What the task requires >>
Print the data exactly as it is given, please.

Records for processing >>
Begin
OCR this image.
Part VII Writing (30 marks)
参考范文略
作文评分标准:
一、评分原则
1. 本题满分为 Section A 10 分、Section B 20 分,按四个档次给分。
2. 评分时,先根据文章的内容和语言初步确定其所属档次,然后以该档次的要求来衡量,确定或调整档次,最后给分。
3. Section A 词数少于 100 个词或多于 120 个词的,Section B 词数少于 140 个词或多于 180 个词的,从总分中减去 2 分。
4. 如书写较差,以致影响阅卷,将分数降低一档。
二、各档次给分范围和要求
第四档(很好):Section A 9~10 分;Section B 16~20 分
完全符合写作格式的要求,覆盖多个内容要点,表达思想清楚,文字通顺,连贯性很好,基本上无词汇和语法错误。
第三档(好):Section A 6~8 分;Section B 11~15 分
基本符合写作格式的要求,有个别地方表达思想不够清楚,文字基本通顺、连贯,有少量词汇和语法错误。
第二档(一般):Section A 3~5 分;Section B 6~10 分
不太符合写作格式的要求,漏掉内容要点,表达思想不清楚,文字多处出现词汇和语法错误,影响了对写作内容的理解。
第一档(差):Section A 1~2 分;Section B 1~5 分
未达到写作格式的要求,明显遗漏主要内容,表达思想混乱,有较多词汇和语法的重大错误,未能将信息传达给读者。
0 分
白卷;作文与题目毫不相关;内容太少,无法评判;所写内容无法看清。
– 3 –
End
Output for this task >>
OCR this image.
Part VII Writing (30 marks)
参考范文略
作文评分标准:
一、评分原则
1. 本题满分为 Section A 10 分、Section B 20 分,按四个档次给分。
2. 评分时,先根据文章的内容和语言初步确定其所属档次,然后以该档次的要求来衡量,确定或调整档次,最后给分。
3. Section A 词数少于 100 个词或多于 120 个词的,Section B 词数少于 140 个词或多于 180 个词的,从总分中减去 2 分。
4. 如书写较差,以致影响阅卷,将分数降低一档。
二、各档次给分范围和要求
第四档(很好):Section A 9~10 分;Section B 16~20 分
完全符合写作格式的要求,覆盖多个内容要点,表达思想清楚,文字通顺,连贯性很好,基本上无词汇和语法错误。
第三档(好):Section A 6~8 分;Section B 11~15 分
基本符合写作格式的要求,有个别地方表达思想不够清楚,文字基本通顺、连贯,有少量词汇和语法错误。
第二档(一般):Section A 3~5 分;Section B 6~10 分
不太符合写作格式的要求,漏掉内容要点,表达思想不清楚,文字多处出现词汇和语法错误,影响了对写作内容的理解。
第一档(差):Section A 1~2 分;Section B 1~5 分
未达到写作格式的要求,明显遗漏主要内容,表达思想混乱,有较多词汇和语法的重大错误,未能将信息传达给读者。
0 分
白卷;作文与题目毫不相关;内容太少,无法评判;所写内容无法看清。
– 3 –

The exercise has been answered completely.